[Given request] Write the material out again in full, exactly.

----------

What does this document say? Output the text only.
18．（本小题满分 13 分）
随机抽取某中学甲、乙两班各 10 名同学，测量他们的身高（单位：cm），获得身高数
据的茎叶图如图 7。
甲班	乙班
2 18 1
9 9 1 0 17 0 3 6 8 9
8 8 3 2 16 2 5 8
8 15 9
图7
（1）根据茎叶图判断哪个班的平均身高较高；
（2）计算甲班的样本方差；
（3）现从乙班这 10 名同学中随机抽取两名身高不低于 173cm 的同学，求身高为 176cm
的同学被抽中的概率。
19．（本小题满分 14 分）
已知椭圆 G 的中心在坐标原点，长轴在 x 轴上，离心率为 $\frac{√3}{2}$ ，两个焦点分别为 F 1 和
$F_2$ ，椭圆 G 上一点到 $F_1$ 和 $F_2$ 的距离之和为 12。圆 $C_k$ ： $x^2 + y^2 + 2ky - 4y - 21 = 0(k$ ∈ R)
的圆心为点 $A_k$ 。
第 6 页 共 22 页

----------

[Solution to this exercise]
What does this document say? Output the text only.
18．（本小题满分 13 分）
随机抽取某中学甲、乙两班各 10 名同学，测量他们的身高（单位：cm），获得身高数
据的茎叶图如图 7。
甲班	乙班
2 18 1
9 9 1 0 17 0 3 6 8 9
8 8 3 2 16 2 5 8
8 15 9
图7
（1）根据茎叶图判断哪个班的平均身高较高；
（2）计算甲班的样本方差；
（3）现从乙班这 10 名同学中随机抽取两名身高不低于 173cm 的同学，求身高为 176cm
的同学被抽中的概率。
19．（本小题满分 14 分）
已知椭圆 G 的中心在坐标原点，长轴在 x 轴上，离心率为 $\frac{√3}{2}$ ，两个焦点分别为 F 1 和
$F_2$ ，椭圆 G 上一点到 $F_1$ 和 $F_2$ 的距离之和为 12。圆 $C_k$ ： $x^2 + y^2 + 2ky - 4y - 21 = 0(k$ ∈ R)
的圆心为点 $A_k$ 。
第 6 页 共 22 页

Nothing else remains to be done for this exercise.